▶ Data for processing
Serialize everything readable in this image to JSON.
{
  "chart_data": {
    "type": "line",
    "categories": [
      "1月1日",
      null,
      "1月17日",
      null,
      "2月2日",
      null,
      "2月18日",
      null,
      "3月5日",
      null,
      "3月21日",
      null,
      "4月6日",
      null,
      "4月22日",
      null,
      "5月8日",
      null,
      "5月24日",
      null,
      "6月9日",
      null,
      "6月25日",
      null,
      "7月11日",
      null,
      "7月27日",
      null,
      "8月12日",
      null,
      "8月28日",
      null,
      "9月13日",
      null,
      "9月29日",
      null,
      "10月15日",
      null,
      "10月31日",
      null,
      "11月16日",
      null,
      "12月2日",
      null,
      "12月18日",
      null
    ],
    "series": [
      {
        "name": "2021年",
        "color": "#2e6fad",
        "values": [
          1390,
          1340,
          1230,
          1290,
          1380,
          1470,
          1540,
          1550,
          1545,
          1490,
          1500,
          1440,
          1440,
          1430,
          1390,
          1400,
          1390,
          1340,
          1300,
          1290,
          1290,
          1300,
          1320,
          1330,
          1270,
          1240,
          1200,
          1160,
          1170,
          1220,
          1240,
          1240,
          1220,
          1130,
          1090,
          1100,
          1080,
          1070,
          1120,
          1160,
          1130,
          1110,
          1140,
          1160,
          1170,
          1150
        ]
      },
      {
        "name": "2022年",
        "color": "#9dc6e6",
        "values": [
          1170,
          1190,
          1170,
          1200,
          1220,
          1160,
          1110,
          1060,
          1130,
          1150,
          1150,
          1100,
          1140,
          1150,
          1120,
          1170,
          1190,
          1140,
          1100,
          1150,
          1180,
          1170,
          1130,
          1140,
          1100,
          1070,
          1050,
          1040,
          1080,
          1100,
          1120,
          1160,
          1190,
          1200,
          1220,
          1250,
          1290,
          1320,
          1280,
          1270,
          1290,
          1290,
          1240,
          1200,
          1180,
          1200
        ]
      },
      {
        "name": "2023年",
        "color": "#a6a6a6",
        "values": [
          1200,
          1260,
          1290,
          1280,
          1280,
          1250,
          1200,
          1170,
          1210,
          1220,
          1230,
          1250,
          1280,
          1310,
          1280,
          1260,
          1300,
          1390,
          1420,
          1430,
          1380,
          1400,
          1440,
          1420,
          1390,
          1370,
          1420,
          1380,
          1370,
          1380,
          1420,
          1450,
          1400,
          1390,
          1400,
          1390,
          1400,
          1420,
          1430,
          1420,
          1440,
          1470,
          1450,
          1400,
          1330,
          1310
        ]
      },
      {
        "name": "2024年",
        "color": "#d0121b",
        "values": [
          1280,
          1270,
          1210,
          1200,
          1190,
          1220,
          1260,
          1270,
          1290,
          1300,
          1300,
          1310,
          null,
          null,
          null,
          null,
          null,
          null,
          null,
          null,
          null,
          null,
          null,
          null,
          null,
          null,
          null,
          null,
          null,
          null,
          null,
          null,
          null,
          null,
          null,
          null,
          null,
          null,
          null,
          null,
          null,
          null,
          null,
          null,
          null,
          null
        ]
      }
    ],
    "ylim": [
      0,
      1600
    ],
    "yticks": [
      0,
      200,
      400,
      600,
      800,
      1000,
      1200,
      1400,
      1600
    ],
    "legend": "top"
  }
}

▶ Given exercise
Tell how many lines above contain the word "color". Give the number alone.

▶ Response
4